**EXERCISE TEXT:**
>>>>

- Born: 1959 (age 66–67) England, United Kingdom
- Occupation: Actress
- Years active: 1984–present
- Notable credit(s): Howards' Way (1987–1989) EastEnders (2005–2012, 2014–2016, 2018–2020, 2022–)

= Sian Webber =

British actress (born 1959)

Sîan Webber (born 1959) is a British actress. She is known the recurring role of Ritchie Scott in BBC soap opera EastEnders, which she first played in 2005, returning regularly to the role up to and including 2026.

== Career ==
Webber has appeared in Pie in the Sky ( Episode: A Shot In The Dark - 1994), Howards' Way (1987–89), Star Cops (a 1987 episode), The Bill (six episodes, 1993–2006), Highlander: The Series (two-part 1995 episode), Dangerfield (two-part 1995 episode), Bad Girls (two 2000 episodes), Peak Practice (a 2002 episode), Holby City (four episodes, 2004–2018), EastEnders (ongoing recurring role, with breaks, since 2005), Casualty (six episodes, 2006–2020), Waterloo Road (a 2006 episode), Midsomer Murders (a 2016 episode), Gunpowder (a 2017 episode), and the 2021 film Venom: Let There Be Carnage.

<<<<

Document understanding data:
>>>>

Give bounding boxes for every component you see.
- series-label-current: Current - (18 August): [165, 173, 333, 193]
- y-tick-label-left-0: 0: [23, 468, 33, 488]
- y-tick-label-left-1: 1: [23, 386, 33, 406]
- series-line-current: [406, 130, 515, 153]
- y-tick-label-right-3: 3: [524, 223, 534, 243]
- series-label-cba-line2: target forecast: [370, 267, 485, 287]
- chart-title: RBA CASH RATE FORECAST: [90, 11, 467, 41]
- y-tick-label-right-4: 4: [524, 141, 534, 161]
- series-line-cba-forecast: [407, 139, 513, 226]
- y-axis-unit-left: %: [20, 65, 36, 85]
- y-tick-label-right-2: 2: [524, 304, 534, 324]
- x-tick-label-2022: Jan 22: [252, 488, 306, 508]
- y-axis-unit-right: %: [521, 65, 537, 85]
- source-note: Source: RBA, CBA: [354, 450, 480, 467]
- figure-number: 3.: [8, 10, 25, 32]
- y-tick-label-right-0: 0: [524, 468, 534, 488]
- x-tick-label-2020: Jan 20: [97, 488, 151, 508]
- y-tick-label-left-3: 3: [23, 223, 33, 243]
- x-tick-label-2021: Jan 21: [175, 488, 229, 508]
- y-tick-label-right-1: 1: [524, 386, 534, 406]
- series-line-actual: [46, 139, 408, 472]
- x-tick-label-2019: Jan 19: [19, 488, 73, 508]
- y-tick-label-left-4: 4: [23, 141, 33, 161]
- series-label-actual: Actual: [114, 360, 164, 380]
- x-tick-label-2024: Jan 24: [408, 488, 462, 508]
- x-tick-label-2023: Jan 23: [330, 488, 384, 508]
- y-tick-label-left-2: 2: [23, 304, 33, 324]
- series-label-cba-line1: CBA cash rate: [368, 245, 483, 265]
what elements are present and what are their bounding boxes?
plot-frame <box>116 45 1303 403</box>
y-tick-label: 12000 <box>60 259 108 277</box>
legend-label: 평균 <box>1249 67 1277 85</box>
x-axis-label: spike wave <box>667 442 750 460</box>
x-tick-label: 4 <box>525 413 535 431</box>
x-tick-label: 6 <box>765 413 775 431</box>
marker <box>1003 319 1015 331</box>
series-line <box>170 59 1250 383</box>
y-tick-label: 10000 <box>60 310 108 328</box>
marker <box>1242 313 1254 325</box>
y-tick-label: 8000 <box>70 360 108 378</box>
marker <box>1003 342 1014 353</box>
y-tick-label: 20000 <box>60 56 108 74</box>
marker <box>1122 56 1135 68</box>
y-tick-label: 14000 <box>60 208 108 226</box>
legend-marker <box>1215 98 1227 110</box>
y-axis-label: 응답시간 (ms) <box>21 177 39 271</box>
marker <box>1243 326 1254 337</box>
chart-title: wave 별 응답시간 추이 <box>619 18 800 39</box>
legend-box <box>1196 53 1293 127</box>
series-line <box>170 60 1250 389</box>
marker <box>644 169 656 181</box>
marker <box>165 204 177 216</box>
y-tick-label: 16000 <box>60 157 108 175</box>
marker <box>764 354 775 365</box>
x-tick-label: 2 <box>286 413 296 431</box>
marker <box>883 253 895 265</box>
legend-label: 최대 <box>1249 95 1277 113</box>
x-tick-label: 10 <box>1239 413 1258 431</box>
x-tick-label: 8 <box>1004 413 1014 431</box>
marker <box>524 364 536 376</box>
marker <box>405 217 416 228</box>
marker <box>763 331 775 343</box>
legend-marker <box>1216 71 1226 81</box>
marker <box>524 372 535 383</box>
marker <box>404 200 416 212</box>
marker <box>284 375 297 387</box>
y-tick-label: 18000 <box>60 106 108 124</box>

<<<<

**TRY IT:** Please extract the part of the Sian Webber text above that starts at "- Born: 1959" and ends at "actress (born 1959)", copying it word for word.

**RESPONSE AREA:**
- Born: 1959 (age 66–67) England, United Kingdom
- Occupation: Actress
- Years active: 1984–present
- Notable credit(s): Howards' Way (1987–1989) EastEnders (2005–2012, 2014–2016, 2018–2020, 2022–)

= Sian Webber =

British actress (born 1959)